Rows from a figure dataset:
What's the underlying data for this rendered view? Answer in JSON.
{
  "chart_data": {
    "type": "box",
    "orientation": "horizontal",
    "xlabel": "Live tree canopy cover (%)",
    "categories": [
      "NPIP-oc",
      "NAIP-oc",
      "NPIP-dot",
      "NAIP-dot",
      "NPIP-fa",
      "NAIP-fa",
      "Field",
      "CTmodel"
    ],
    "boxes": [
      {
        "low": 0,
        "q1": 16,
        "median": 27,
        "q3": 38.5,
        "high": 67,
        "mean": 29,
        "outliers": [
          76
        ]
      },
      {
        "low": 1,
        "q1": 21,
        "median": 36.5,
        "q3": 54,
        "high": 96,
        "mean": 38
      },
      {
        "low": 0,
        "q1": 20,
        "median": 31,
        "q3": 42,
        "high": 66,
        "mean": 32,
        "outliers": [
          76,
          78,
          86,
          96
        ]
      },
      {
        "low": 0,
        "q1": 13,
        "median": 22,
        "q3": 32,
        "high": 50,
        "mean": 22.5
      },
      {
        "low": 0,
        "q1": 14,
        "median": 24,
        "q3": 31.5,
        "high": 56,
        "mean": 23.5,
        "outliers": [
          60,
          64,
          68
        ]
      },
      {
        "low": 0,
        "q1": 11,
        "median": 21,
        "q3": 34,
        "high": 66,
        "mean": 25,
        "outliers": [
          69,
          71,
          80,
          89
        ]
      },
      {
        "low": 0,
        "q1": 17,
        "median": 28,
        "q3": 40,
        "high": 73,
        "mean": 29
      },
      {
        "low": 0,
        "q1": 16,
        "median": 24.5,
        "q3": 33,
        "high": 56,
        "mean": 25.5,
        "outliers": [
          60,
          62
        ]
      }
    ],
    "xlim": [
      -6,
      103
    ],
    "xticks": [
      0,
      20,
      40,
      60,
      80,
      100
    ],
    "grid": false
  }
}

▶ _TASK OBJECTIVE_
Extract the complete listing above, reproducing each line exactly.

▶ _RESPONSE_
What's the underlying data for this rendered view? Answer in JSON.
{
  "chart_data": {
    "type": "box",
    "orientation": "horizontal",
    "xlabel": "Live tree canopy cover (%)",
    "categories": [
      "NPIP-oc",
      "NAIP-oc",
      "NPIP-dot",
      "NAIP-dot",
      "NPIP-fa",
      "NAIP-fa",
      "Field",
      "CTmodel"
    ],
    "boxes": [
      {
        "low": 0,
        "q1": 16,
        "median": 27,
        "q3": 38.5,
        "high": 67,
        "mean": 29,
        "outliers": [
          76
        ]
      },
      {
        "low": 1,
        "q1": 21,
        "median": 36.5,
        "q3": 54,
        "high": 96,
        "mean": 38
      },
      {
        "low": 0,
        "q1": 20,
        "median": 31,
        "q3": 42,
        "high": 66,
        "mean": 32,
        "outliers": [
          76,
          78,
          86,
          96
        ]
      },
      {
        "low": 0,
        "q1": 13,
        "median": 22,
        "q3": 32,
        "high": 50,
        "mean": 22.5
      },
      {
        "low": 0,
        "q1": 14,
        "median": 24,
        "q3": 31.5,
        "high": 56,
        "mean": 23.5,
        "outliers": [
          60,
          64,
          68
        ]
      },
      {
        "low": 0,
        "q1": 11,
        "median": 21,
        "q3": 34,
        "high": 66,
        "mean": 25,
        "outliers": [
          69,
          71,
          80,
          89
        ]
      },
      {
        "low": 0,
        "q1": 17,
        "median": 28,
        "q3": 40,
        "high": 73,
        "mean": 29
      },
      {
        "low": 0,
        "q1": 16,
        "median": 24.5,
        "q3": 33,
        "high": 56,
        "mean": 25.5,
        "outliers": [
          60,
          62
        ]
      }
    ],
    "xlim": [
      -6,
      103
    ],
    "xticks": [
      0,
      20,
      40,
      60,
      80,
      100
    ],
    "grid": false
  }
}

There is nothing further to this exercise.